▸ Work to complete: Write out the whole listing, matching it exactly.
>> Begin Working data
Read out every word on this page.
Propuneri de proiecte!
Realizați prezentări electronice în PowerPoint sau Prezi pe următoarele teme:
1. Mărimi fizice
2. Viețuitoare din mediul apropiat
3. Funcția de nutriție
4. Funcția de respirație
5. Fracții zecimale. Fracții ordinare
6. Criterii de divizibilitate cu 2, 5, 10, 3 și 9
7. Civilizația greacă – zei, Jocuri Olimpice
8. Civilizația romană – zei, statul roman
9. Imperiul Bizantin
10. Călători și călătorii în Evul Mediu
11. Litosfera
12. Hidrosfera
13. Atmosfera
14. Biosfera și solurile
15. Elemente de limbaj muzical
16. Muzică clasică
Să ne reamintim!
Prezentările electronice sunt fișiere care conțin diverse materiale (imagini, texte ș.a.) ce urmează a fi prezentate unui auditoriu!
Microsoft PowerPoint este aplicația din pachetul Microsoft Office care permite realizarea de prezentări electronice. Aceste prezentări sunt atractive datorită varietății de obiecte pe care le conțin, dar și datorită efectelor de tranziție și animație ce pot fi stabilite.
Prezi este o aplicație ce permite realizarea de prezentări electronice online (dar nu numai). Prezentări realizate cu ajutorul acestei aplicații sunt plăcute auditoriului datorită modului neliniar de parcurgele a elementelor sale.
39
>> End Working data
▸ Finished task:
Read out every word on this page.
Propuneri de proiecte!
Realizați prezentări electronice în PowerPoint sau Prezi pe următoarele teme:
1. Mărimi fizice
2. Viețuitoare din mediul apropiat
3. Funcția de nutriție
4. Funcția de respirație
5. Fracții zecimale. Fracții ordinare
6. Criterii de divizibilitate cu 2, 5, 10, 3 și 9
7. Civilizația greacă – zei, Jocuri Olimpice
8. Civilizația romană – zei, statul roman
9. Imperiul Bizantin
10. Călători și călătorii în Evul Mediu
11. Litosfera
12. Hidrosfera
13. Atmosfera
14. Biosfera și solurile
15. Elemente de limbaj muzical
16. Muzică clasică
Să ne reamintim!
Prezentările electronice sunt fișiere care conțin diverse materiale (imagini, texte ș.a.) ce urmează a fi prezentate unui auditoriu!
Microsoft PowerPoint este aplicația din pachetul Microsoft Office care permite realizarea de prezentări electronice. Aceste prezentări sunt atractive datorită varietății de obiecte pe care le conțin, dar și datorită efectelor de tranziție și animație ce pot fi stabilite.
Prezi este o aplicație ce permite realizarea de prezentări electronice online (dar nu numai). Prezentări realizate cu ajutorul acestei aplicații sunt plăcute auditoriului datorită modului neliniar de parcurgele a elementelor sale.
39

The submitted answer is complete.